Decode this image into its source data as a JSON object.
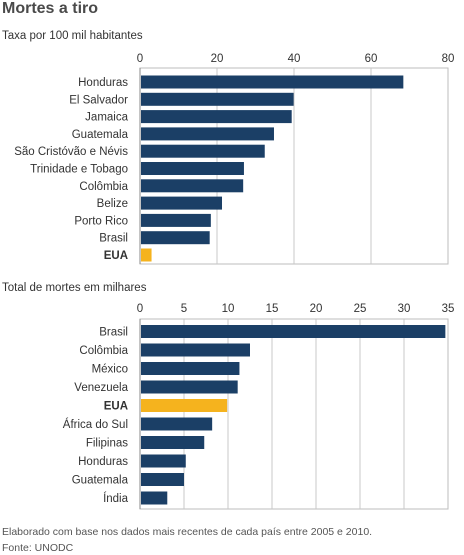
{
  "title": "Mortes a tiro",
  "colors": {
    "bar": "#1b3f66",
    "highlight": "#f5b31e",
    "grid": "#c8c8c8",
    "panel": "#ffffff",
    "border": "#bdbdbd"
  },
  "chart_data": [
    {
      "type": "bar",
      "orientation": "horizontal",
      "title": "Taxa por 100 mil habitantes",
      "xlim": [
        0,
        80
      ],
      "xticks": [
        0,
        20,
        40,
        60,
        80
      ],
      "grid": true,
      "highlight": "EUA",
      "categories": [
        "Honduras",
        "El Salvador",
        "Jamaica",
        "Guatemala",
        "São Cristóvão e Névis",
        "Trinidade e Tobago",
        "Colômbia",
        "Belize",
        "Porto Rico",
        "Brasil",
        "EUA"
      ],
      "values": [
        68.4,
        39.9,
        39.4,
        34.8,
        32.4,
        27.0,
        26.8,
        21.3,
        18.4,
        18.1,
        3.0
      ]
    },
    {
      "type": "bar",
      "orientation": "horizontal",
      "title": "Total de mortes em milhares",
      "xlim": [
        0,
        35
      ],
      "xticks": [
        0,
        5,
        10,
        15,
        20,
        25,
        30,
        35
      ],
      "grid": true,
      "highlight": "EUA",
      "categories": [
        "Brasil",
        "Colômbia",
        "México",
        "Venezuela",
        "EUA",
        "África do Sul",
        "Filipinas",
        "Honduras",
        "Guatemala",
        "Índia"
      ],
      "values": [
        34.7,
        12.5,
        11.3,
        11.1,
        9.9,
        8.2,
        7.3,
        5.2,
        5.0,
        3.1
      ]
    }
  ],
  "footnote": "Elaborado com base nos dados mais recentes de cada país entre 2005 e 2010.",
  "source": "Fonte: UNODC"
}
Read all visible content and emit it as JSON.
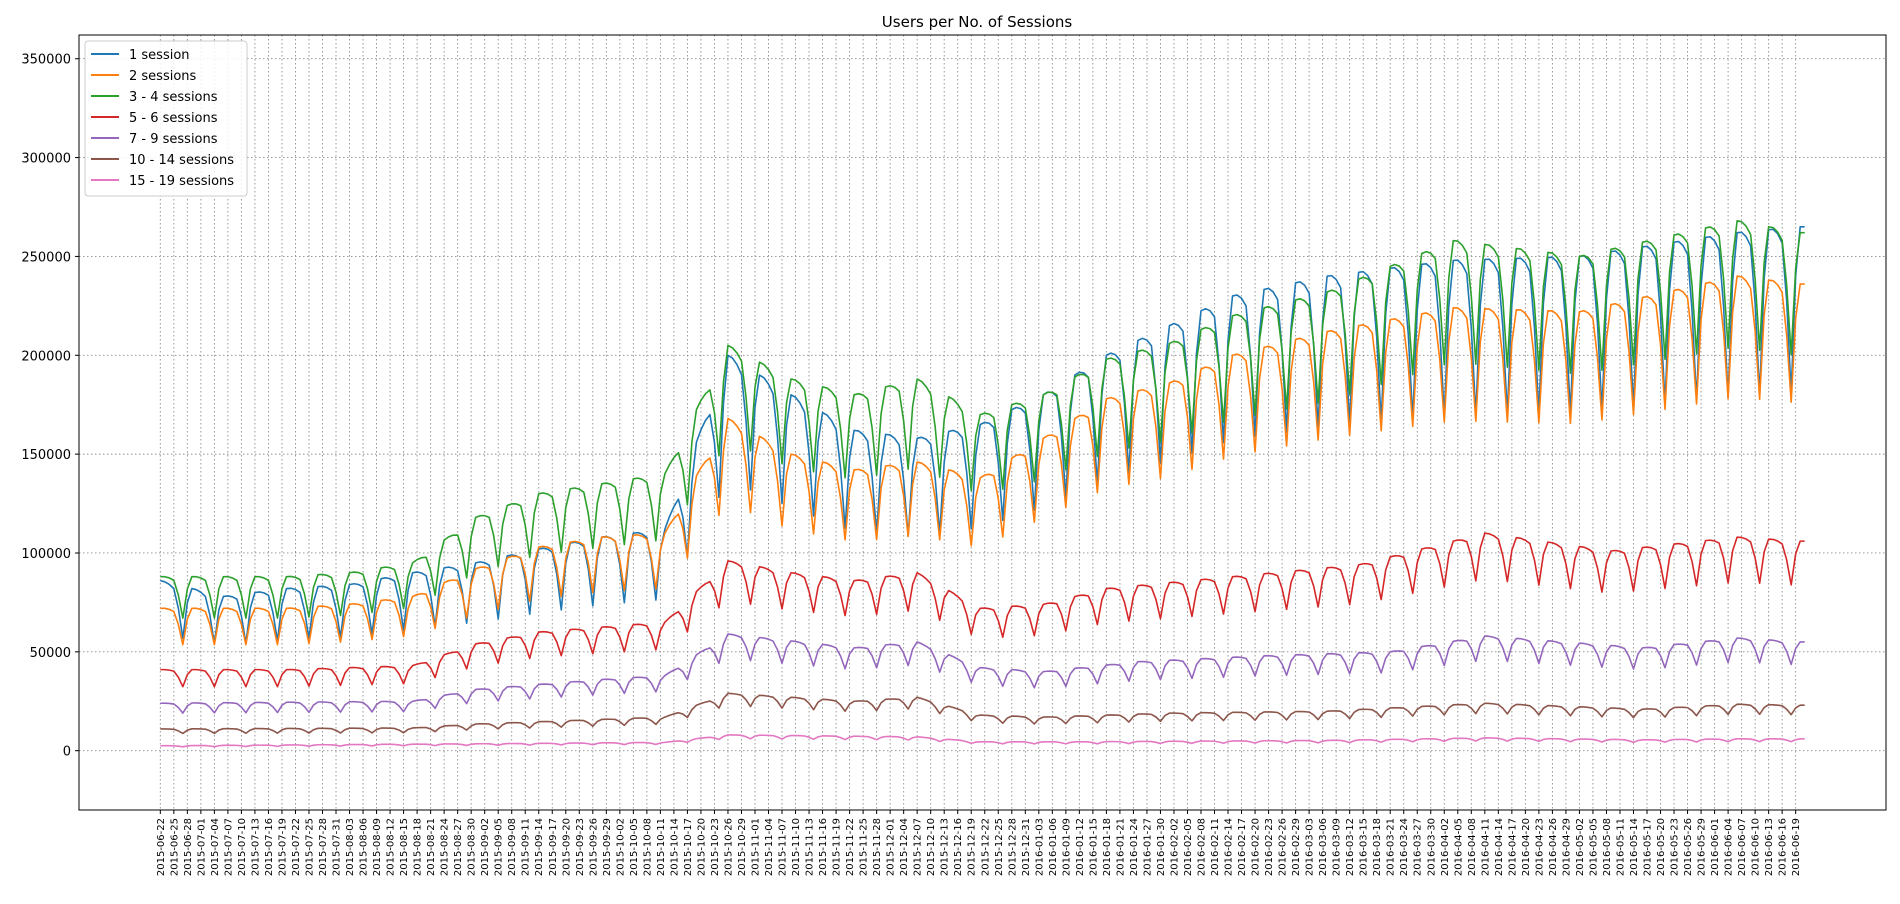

Task goal ▸ Without including any picture, retype the entries exactly.

Task response ▸
Decode this image into its source data as a JSON object.
{
  "title": "Mortes a tiro",
  "colors": {
    "bar": "#1b3f66",
    "highlight": "#f5b31e",
    "grid": "#c8c8c8",
    "panel": "#ffffff",
    "border": "#bdbdbd"
  },
  "chart_data": [
    {
      "type": "bar",
      "orientation": "horizontal",
      "title": "Taxa por 100 mil habitantes",
      "xlim": [
        0,
        80
      ],
      "xticks": [
        0,
        20,
        40,
        60,
        80
      ],
      "grid": true,
      "highlight": "EUA",
      "categories": [
        "Honduras",
        "El Salvador",
        "Jamaica",
        "Guatemala",
        "São Cristóvão e Névis",
        "Trinidade e Tobago",
        "Colômbia",
        "Belize",
        "Porto Rico",
        "Brasil",
        "EUA"
      ],
      "values": [
        68.4,
        39.9,
        39.4,
        34.8,
        32.4,
        27.0,
        26.8,
        21.3,
        18.4,
        18.1,
        3.0
      ]
    },
    {
      "type": "bar",
      "orientation": "horizontal",
      "title": "Total de mortes em milhares",
      "xlim": [
        0,
        35
      ],
      "xticks": [
        0,
        5,
        10,
        15,
        20,
        25,
        30,
        35
      ],
      "grid": true,
      "highlight": "EUA",
      "categories": [
        "Brasil",
        "Colômbia",
        "México",
        "Venezuela",
        "EUA",
        "África do Sul",
        "Filipinas",
        "Honduras",
        "Guatemala",
        "Índia"
      ],
      "values": [
        34.7,
        12.5,
        11.3,
        11.1,
        9.9,
        8.2,
        7.3,
        5.2,
        5.0,
        3.1
      ]
    }
  ],
  "footnote": "Elaborado com base nos dados mais recentes de cada país entre 2005 e 2010.",
  "source": "Fonte: UNODC"
}
Read all visible content and emit it as JSON.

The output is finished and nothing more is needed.